start MATERIAL TO PROCESS

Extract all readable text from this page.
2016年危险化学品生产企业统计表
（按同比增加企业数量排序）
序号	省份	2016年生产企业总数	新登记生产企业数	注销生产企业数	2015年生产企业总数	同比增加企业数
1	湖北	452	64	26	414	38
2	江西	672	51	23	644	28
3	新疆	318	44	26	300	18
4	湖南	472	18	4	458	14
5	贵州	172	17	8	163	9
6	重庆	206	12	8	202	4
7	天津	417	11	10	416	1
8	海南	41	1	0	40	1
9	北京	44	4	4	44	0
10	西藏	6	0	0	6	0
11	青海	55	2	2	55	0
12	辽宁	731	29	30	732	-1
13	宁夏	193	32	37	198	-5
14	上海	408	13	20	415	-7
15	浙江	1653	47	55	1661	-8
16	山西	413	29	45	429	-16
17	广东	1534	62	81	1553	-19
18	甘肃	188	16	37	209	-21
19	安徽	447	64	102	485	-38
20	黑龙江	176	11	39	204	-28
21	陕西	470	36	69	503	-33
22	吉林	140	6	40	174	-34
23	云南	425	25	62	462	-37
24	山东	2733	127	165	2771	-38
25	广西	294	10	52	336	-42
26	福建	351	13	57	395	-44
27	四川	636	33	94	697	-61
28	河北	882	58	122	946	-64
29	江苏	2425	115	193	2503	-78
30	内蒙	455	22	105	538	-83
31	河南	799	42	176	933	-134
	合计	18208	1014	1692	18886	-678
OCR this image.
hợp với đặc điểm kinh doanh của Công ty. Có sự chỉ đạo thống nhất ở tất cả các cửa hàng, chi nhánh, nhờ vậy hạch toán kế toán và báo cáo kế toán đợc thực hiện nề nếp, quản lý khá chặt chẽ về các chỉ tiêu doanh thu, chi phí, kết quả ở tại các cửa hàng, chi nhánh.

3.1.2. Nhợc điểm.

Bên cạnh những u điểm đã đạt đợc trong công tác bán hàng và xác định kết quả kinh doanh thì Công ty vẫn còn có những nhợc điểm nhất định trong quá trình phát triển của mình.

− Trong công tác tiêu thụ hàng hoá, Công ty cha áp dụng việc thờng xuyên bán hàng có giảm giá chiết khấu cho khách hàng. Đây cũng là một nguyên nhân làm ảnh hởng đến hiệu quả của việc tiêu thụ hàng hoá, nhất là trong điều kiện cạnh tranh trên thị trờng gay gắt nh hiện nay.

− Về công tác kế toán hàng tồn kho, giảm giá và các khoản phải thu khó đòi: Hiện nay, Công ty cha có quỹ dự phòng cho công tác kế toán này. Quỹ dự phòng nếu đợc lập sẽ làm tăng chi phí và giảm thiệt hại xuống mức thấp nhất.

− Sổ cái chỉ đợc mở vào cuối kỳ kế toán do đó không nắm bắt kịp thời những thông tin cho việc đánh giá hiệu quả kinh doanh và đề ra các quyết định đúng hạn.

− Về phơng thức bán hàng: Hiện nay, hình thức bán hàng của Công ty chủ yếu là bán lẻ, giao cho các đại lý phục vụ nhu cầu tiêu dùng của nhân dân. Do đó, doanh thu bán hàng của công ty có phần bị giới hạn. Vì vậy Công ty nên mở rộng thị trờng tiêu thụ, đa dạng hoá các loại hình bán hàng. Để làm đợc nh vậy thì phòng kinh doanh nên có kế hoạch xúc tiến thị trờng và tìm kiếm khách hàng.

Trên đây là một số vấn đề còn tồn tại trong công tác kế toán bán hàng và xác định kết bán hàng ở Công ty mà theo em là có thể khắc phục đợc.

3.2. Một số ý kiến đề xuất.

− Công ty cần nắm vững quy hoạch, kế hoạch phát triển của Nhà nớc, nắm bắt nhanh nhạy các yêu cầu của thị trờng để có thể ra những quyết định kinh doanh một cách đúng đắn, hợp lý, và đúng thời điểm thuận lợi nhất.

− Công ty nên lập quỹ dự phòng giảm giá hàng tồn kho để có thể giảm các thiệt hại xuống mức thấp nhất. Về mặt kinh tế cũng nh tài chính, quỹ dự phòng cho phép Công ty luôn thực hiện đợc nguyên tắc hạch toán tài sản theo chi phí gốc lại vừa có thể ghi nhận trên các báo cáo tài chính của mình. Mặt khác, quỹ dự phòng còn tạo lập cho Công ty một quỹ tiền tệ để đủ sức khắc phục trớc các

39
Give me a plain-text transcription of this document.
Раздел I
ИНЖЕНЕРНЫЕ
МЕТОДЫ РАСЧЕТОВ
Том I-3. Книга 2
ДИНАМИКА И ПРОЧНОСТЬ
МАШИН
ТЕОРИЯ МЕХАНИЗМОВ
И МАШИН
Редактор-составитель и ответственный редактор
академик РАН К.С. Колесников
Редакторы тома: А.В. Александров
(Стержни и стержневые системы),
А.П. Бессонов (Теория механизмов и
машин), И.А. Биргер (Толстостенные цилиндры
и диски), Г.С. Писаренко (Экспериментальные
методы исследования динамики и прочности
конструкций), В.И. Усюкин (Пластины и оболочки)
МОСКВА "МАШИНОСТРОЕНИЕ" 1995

end MATERIAL TO PROCESS

*GOAL OF THE EXERCISE:* Go through the listing above and pull out each line containing the word "phục".

*FULL OUTPUT:*
− Về phơng thức bán hàng: Hiện nay, hình thức bán hàng của Công ty chủ yếu là bán lẻ, giao cho các đại lý phục vụ nhu cầu tiêu dùng của nhân dân. Do đó, doanh thu bán hàng của công ty có phần bị giới hạn. Vì vậy Công ty nên mở rộng thị trờng tiêu thụ, đa dạng hoá các loại hình bán hàng. Để làm đợc nh vậy thì phòng kinh doanh nên có kế hoạch xúc tiến thị trờng và tìm kiếm khách hàng.
Trên đây là một số vấn đề còn tồn tại trong công tác kế toán bán hàng và xác định kết bán hàng ở Công ty mà theo em là có thể khắc phục đợc.
− Công ty nên lập quỹ dự phòng giảm giá hàng tồn kho để có thể giảm các thiệt hại xuống mức thấp nhất. Về mặt kinh tế cũng nh tài chính, quỹ dự phòng cho phép Công ty luôn thực hiện đợc nguyên tắc hạch toán tài sản theo chi phí gốc lại vừa có thể ghi nhận trên các báo cáo tài chính của mình. Mặt khác, quỹ dự phòng còn tạo lập cho Công ty một quỹ tiền tệ để đủ sức khắc phục trớc các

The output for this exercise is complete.